_Stated problem_:
Lines containing the word "content" are to be located and copied.

>> Start

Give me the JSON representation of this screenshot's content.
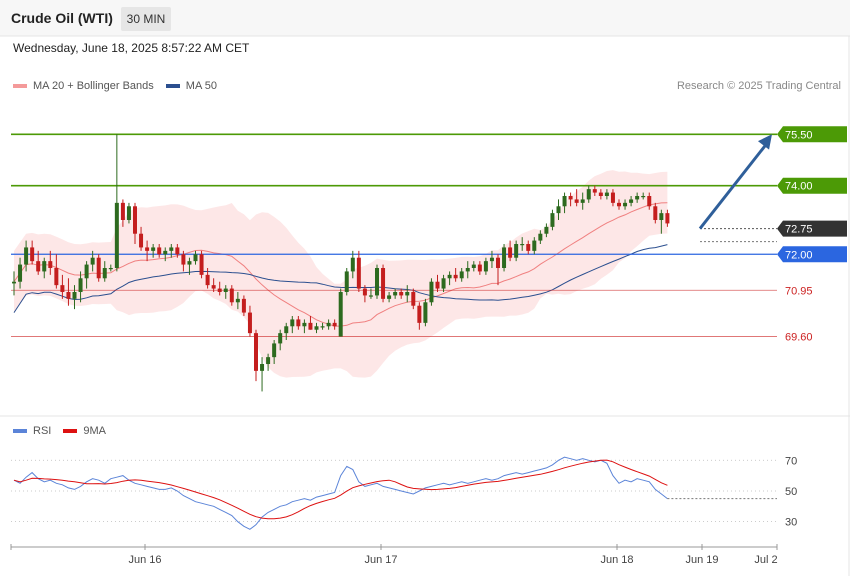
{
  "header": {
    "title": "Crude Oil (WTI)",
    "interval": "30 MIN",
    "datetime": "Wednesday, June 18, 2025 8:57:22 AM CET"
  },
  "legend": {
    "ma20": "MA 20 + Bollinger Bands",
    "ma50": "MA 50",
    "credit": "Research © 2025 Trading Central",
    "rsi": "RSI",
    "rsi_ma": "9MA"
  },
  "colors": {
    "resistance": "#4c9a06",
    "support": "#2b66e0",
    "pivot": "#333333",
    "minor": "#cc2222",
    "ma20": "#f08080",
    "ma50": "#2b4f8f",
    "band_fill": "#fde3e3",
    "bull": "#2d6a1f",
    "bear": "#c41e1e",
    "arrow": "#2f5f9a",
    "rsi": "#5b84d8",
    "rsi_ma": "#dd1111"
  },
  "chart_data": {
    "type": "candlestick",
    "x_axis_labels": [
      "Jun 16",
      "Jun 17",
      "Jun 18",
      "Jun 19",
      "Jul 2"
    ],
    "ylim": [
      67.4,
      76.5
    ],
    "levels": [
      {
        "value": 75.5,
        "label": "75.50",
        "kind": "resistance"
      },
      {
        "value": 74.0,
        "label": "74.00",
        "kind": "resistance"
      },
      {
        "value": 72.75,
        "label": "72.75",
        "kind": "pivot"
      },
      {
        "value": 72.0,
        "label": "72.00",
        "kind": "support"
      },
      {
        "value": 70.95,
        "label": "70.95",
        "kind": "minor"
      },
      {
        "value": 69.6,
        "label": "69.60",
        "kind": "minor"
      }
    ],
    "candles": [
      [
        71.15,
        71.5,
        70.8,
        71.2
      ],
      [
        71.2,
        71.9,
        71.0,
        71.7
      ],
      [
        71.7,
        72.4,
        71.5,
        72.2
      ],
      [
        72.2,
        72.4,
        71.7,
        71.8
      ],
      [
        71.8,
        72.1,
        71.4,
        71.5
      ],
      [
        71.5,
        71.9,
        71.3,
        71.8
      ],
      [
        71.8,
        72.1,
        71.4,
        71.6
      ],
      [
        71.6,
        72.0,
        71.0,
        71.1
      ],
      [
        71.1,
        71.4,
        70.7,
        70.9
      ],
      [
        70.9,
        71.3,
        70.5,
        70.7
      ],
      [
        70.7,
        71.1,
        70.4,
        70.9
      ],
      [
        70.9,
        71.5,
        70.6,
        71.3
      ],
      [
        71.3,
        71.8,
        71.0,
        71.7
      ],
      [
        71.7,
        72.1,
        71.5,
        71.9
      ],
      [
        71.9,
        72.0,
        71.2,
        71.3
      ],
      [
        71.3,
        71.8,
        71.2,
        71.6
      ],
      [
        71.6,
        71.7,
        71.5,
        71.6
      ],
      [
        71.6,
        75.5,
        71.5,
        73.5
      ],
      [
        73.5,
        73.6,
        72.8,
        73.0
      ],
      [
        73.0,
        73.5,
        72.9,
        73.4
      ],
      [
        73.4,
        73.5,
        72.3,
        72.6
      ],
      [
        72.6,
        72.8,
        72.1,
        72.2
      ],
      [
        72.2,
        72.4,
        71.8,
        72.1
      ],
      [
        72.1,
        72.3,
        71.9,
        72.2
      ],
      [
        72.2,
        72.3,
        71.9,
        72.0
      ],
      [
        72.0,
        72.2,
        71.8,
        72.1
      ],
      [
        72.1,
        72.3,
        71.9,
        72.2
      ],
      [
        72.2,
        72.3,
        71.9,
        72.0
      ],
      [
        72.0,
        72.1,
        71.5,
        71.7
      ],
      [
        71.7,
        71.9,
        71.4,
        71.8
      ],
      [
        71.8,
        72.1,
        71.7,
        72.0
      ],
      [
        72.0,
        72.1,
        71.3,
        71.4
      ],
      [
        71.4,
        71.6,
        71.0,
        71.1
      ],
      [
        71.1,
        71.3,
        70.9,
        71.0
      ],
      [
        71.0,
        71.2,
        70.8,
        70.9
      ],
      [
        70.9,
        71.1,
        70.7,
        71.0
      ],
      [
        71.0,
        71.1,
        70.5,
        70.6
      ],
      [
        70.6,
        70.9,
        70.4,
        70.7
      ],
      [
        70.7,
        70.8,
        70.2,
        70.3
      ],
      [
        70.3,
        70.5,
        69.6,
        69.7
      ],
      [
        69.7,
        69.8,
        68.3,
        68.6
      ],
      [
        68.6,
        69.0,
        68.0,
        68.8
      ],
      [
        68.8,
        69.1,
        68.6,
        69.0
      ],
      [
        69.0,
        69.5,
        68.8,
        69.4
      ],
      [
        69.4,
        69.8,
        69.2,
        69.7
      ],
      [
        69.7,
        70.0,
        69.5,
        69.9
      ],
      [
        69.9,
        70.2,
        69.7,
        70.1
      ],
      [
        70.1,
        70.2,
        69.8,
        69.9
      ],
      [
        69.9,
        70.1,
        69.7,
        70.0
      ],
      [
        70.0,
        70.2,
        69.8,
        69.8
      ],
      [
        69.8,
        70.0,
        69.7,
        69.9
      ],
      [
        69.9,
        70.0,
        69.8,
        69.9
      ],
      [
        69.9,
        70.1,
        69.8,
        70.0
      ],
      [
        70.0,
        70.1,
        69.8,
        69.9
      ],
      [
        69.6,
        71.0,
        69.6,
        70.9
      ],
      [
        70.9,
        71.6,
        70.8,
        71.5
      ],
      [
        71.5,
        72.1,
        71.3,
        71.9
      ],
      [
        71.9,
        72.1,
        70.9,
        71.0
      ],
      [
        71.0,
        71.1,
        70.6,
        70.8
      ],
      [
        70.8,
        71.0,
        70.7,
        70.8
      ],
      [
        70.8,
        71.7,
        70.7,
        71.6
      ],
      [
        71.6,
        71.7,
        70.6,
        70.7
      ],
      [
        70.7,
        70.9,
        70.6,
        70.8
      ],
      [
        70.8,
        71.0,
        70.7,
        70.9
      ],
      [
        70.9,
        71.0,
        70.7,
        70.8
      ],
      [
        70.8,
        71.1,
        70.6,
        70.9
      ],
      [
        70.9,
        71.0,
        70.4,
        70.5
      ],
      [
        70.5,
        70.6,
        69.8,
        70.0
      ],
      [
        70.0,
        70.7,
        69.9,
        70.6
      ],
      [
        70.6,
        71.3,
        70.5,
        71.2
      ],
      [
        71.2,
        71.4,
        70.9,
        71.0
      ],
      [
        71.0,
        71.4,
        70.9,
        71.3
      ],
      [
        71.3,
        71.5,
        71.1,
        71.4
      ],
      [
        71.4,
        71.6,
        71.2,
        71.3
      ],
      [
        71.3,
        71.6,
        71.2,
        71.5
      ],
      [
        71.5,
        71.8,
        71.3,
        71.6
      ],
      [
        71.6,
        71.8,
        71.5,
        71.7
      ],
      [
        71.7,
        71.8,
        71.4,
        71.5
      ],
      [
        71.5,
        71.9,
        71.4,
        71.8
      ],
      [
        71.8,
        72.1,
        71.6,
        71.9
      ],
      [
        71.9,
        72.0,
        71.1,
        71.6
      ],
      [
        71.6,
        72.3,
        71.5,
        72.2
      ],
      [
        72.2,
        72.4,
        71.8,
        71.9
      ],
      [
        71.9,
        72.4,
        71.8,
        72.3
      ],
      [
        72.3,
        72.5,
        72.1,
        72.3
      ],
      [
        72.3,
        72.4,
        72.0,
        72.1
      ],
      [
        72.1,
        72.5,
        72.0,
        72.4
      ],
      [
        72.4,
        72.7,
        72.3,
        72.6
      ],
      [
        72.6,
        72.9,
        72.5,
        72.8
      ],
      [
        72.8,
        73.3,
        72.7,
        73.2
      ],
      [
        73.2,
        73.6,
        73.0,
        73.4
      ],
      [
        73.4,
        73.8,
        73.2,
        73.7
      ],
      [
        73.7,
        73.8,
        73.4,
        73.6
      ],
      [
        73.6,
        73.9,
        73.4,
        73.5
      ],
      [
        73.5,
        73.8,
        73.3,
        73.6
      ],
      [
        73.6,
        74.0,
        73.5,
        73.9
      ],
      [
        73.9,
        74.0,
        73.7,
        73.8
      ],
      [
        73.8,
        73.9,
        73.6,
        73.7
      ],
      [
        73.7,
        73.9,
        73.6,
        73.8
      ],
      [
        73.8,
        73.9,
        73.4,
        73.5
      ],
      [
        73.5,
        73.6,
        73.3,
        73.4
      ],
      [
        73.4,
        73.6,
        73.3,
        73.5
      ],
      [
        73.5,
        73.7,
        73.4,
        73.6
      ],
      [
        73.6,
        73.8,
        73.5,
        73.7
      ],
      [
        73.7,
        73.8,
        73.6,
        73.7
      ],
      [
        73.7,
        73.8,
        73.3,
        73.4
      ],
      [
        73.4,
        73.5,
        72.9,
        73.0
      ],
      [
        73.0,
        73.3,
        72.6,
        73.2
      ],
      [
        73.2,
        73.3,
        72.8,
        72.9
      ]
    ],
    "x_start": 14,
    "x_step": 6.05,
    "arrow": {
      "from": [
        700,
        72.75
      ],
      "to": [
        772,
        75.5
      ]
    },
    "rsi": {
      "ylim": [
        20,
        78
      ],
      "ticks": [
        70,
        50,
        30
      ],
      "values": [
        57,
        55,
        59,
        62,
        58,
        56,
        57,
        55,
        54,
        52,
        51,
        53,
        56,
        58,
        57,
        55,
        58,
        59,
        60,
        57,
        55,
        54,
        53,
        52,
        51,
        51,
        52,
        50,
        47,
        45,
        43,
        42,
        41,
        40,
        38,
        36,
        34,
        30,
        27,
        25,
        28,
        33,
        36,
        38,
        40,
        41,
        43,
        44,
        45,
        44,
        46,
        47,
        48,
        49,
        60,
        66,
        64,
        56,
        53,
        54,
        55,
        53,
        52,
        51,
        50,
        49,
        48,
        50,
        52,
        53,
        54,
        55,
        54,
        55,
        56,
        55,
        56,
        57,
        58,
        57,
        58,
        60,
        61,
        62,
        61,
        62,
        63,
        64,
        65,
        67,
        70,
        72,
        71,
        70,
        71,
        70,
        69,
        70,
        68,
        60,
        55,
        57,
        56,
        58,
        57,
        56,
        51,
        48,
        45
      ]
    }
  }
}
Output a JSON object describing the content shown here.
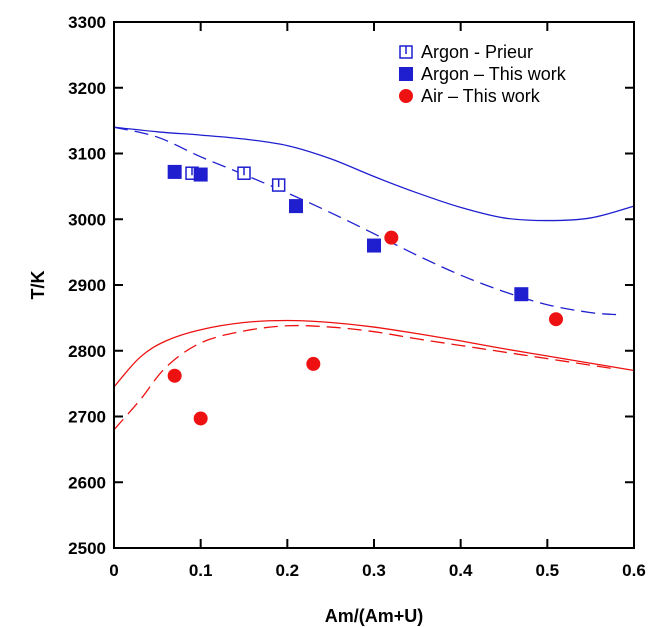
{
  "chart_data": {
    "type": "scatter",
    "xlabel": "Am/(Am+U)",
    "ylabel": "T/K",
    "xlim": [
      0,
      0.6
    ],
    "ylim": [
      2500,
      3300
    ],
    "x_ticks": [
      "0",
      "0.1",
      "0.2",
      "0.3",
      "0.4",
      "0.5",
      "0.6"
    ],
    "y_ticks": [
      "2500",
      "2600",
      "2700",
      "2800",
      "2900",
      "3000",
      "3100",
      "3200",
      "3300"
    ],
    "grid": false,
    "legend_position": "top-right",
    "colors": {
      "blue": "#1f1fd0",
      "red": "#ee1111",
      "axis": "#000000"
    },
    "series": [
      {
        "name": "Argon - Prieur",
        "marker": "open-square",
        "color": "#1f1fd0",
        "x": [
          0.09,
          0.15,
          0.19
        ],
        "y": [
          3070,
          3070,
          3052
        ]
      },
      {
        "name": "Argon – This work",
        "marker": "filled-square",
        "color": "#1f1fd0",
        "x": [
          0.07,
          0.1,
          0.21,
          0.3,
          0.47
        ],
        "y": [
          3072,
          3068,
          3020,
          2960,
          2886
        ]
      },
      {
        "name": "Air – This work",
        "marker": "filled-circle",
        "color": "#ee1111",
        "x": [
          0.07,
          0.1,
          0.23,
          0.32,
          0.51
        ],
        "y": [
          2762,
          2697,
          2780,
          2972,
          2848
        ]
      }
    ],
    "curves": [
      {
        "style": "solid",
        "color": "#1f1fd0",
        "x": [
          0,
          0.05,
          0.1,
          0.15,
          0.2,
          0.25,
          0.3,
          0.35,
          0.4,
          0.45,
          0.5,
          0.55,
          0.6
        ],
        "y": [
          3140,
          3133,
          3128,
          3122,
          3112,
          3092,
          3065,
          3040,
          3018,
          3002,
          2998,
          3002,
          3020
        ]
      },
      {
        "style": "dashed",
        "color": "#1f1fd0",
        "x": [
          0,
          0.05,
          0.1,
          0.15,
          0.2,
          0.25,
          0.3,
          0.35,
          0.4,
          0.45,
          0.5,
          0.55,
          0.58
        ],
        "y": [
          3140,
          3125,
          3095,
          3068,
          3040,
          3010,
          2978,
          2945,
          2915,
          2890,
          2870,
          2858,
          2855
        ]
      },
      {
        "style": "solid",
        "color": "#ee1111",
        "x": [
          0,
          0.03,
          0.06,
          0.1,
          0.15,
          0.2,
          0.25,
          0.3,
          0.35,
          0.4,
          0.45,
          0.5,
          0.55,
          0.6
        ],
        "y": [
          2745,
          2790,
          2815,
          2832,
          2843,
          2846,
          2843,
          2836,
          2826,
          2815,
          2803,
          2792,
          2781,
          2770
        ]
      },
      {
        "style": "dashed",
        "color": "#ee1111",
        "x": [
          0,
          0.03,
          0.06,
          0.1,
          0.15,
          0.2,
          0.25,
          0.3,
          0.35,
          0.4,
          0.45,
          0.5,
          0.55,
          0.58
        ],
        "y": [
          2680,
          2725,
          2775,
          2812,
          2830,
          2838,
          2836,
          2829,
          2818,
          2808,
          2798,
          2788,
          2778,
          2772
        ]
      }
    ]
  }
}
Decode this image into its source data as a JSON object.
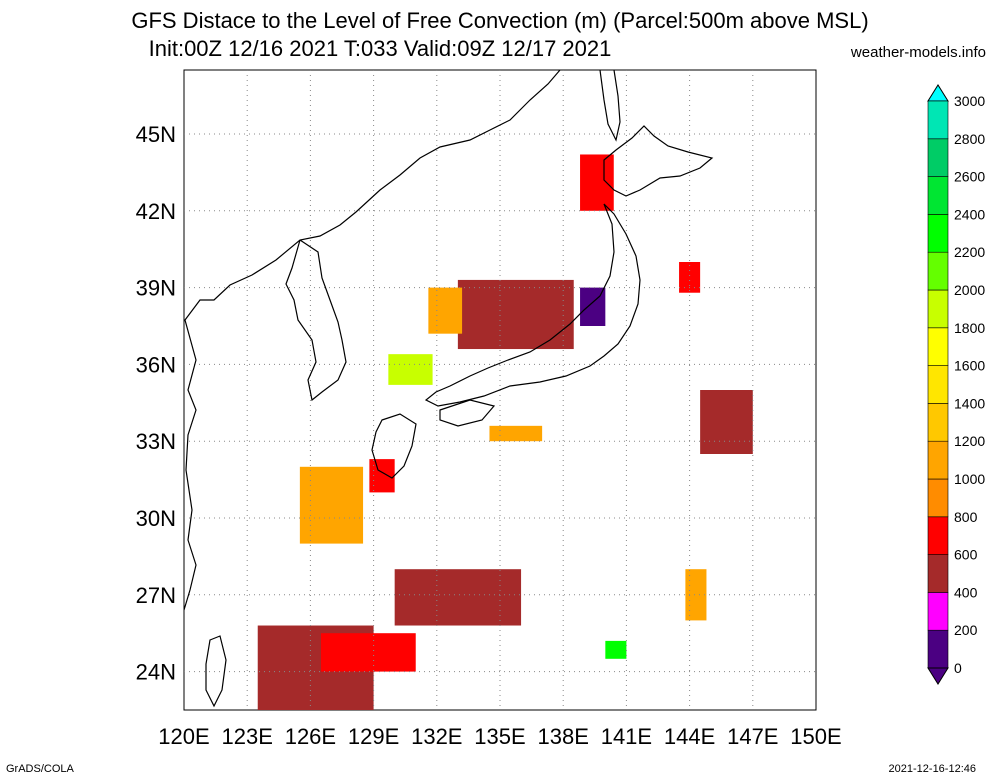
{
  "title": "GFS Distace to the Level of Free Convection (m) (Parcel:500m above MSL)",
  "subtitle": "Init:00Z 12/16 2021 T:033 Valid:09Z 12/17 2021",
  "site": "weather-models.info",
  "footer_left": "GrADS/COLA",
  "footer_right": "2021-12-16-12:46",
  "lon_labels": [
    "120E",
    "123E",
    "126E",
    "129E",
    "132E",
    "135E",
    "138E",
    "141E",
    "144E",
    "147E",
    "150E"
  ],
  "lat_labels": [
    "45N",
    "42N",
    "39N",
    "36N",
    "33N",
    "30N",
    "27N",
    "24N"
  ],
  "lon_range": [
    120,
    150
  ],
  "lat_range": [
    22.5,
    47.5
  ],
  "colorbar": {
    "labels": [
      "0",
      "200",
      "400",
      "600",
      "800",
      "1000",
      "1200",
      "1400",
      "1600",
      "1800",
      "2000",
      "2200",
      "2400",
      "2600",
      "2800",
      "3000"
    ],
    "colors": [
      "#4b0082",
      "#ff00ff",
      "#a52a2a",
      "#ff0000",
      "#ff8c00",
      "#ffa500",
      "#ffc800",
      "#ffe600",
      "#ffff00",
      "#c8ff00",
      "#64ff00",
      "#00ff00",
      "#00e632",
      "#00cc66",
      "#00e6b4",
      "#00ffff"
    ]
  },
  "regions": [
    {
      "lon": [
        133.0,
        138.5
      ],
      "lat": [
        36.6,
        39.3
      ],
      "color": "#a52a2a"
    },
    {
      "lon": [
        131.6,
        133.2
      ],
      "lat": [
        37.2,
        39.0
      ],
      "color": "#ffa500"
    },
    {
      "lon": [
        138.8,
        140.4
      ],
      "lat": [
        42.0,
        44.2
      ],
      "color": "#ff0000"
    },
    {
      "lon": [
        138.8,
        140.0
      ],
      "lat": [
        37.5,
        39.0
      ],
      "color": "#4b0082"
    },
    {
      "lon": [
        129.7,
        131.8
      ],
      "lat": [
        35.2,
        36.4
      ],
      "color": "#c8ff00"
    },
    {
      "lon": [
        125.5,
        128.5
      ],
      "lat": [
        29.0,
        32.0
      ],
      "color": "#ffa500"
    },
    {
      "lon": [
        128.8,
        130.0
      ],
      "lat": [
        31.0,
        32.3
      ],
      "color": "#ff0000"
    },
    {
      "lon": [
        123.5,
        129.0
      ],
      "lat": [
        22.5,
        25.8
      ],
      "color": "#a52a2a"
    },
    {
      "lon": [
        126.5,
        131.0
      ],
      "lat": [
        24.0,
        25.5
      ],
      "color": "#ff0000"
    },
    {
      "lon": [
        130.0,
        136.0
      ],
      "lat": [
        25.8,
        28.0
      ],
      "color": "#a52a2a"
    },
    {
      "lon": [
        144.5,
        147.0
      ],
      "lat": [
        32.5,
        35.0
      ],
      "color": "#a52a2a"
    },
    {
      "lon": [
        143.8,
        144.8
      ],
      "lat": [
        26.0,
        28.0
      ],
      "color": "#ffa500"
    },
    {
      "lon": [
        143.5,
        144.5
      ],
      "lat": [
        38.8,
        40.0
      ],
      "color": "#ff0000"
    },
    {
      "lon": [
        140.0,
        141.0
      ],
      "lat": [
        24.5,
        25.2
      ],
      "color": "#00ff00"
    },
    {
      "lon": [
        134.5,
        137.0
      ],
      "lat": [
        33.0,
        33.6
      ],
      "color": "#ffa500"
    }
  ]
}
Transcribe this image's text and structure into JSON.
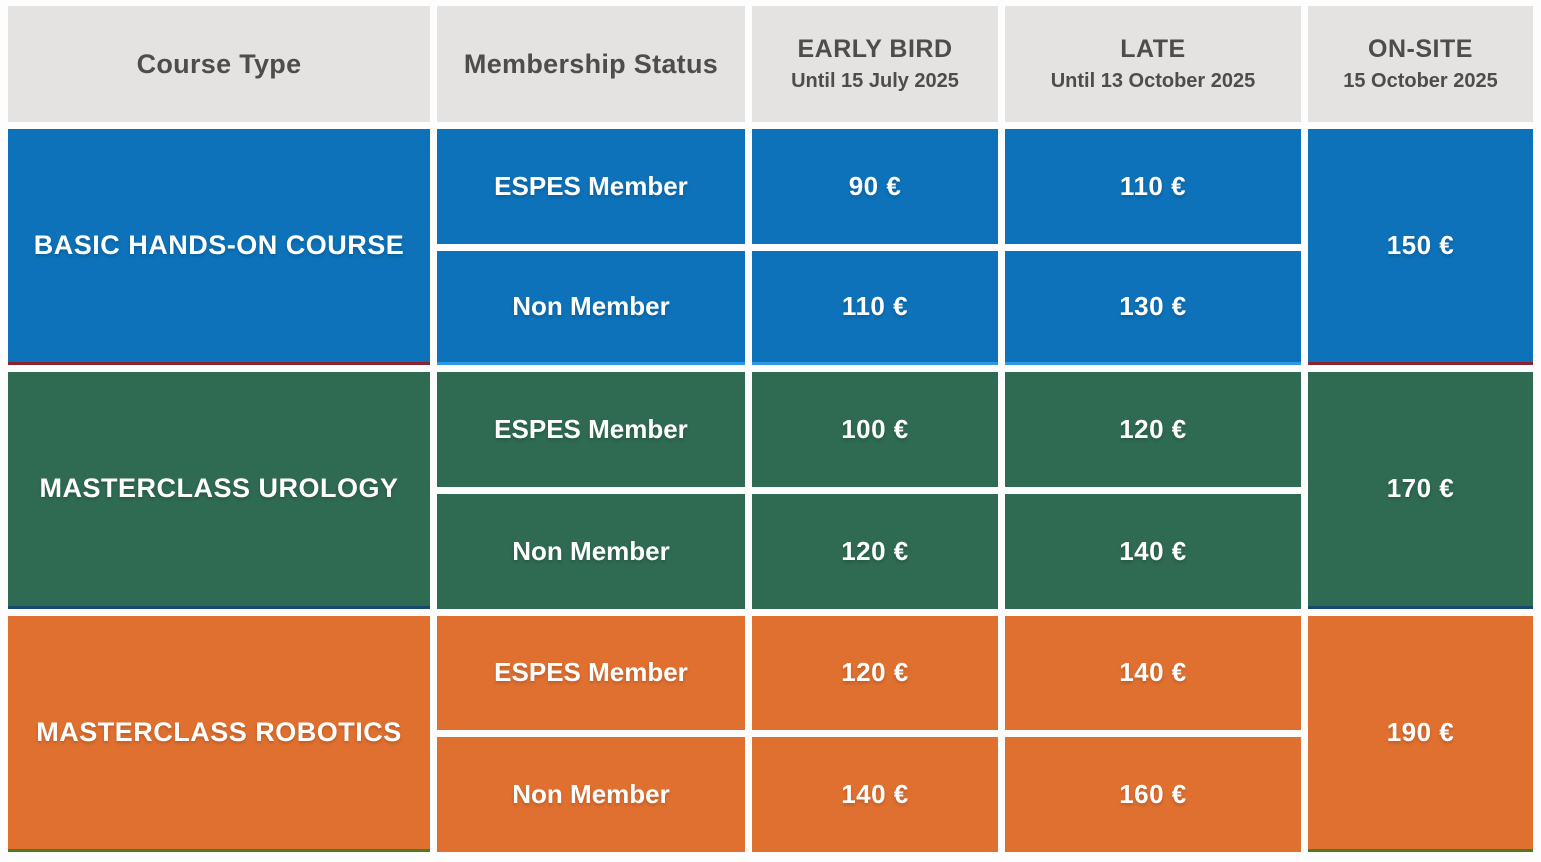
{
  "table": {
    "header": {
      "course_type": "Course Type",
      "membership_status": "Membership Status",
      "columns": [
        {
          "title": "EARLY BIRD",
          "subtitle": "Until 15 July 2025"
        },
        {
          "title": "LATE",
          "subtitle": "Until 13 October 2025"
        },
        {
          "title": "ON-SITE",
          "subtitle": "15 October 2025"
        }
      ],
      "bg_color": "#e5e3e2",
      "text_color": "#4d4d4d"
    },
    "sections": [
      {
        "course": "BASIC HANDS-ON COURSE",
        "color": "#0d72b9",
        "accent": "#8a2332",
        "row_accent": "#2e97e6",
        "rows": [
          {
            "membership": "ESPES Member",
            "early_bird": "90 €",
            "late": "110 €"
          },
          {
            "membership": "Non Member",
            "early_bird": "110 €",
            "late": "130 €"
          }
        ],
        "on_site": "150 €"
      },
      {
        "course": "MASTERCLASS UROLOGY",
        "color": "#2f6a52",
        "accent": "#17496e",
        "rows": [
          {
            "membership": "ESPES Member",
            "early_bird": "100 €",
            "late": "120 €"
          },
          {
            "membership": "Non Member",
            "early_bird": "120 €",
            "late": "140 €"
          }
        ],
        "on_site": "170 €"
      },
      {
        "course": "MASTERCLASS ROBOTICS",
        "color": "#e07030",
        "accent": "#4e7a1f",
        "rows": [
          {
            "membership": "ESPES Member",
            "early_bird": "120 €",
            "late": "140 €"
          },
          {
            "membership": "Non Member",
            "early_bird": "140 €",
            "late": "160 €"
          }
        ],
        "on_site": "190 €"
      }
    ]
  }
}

>> End

_Exercise solution_:
Give me the JSON representation of this screenshot's content.
Output a JSON object describing the content shown here.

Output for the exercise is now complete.